WHAT YOU NEED TO DO –
Take each line containing "Default" and report it exactly as written.

DATA TO PROCESS –
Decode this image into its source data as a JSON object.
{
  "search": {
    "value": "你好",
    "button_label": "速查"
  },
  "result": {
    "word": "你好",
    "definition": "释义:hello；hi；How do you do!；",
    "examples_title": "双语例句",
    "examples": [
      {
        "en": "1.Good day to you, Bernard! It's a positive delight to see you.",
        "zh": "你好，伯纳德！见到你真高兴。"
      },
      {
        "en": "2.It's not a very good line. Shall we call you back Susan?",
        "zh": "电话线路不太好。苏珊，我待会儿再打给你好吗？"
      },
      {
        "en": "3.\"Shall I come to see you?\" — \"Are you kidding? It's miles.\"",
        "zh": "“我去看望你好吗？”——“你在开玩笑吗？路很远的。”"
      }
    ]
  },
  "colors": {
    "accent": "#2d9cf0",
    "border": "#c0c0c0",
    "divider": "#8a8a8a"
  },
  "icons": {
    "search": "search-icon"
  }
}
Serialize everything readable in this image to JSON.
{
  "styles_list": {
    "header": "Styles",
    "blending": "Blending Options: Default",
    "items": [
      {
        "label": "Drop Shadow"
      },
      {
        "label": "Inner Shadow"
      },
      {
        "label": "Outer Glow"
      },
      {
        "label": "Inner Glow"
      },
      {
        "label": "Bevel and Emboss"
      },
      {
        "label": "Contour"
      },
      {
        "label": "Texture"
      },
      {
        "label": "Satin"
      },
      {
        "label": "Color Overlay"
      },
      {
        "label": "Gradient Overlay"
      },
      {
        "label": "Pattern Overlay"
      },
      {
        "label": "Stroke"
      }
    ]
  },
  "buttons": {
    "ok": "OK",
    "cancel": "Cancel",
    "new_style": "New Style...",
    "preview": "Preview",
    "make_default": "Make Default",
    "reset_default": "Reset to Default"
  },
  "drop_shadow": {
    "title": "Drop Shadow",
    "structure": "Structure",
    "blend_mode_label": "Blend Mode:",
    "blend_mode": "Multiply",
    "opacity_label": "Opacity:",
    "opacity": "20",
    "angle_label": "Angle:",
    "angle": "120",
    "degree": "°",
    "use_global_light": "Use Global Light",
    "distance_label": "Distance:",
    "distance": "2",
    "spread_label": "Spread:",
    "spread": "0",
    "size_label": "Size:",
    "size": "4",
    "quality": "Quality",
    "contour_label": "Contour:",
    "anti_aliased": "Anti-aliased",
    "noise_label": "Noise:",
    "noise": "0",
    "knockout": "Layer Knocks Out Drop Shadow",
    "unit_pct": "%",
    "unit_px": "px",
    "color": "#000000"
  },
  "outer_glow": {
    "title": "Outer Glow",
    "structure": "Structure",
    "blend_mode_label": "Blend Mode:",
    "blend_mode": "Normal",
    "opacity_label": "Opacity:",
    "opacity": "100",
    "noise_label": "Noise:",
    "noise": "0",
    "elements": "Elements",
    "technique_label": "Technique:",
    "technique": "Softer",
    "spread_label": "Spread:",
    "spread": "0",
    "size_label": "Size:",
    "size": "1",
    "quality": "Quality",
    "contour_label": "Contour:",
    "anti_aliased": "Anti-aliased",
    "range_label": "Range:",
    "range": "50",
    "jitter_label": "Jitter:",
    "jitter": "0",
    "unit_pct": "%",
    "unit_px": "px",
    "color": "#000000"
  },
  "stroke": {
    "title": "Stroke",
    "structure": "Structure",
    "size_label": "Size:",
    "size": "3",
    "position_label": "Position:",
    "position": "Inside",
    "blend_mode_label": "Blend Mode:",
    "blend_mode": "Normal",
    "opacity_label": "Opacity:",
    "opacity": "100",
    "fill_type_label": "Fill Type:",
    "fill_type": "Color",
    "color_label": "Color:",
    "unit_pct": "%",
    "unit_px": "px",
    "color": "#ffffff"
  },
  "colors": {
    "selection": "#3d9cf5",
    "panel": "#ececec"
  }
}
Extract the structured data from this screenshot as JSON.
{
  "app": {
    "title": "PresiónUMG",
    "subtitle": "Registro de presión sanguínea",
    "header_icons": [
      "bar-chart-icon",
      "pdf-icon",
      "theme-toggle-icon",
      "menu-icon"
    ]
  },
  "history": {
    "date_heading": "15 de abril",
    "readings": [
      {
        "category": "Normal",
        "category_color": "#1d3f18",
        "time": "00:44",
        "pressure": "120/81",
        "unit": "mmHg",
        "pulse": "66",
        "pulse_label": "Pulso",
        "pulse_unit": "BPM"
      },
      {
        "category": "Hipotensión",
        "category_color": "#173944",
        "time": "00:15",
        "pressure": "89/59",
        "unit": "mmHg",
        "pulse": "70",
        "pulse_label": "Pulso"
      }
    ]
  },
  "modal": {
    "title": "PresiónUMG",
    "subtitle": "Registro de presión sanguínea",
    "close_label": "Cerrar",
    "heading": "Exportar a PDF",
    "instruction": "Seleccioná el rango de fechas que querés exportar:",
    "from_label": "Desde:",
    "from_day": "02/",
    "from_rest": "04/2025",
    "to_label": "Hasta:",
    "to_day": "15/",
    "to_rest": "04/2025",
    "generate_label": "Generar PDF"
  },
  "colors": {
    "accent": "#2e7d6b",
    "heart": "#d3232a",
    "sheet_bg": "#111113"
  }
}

EXERCISE ANSWER –
    "blending": "Blending Options: Default",
    "make_default": "Make Default",
    "reset_default": "Reset to Default"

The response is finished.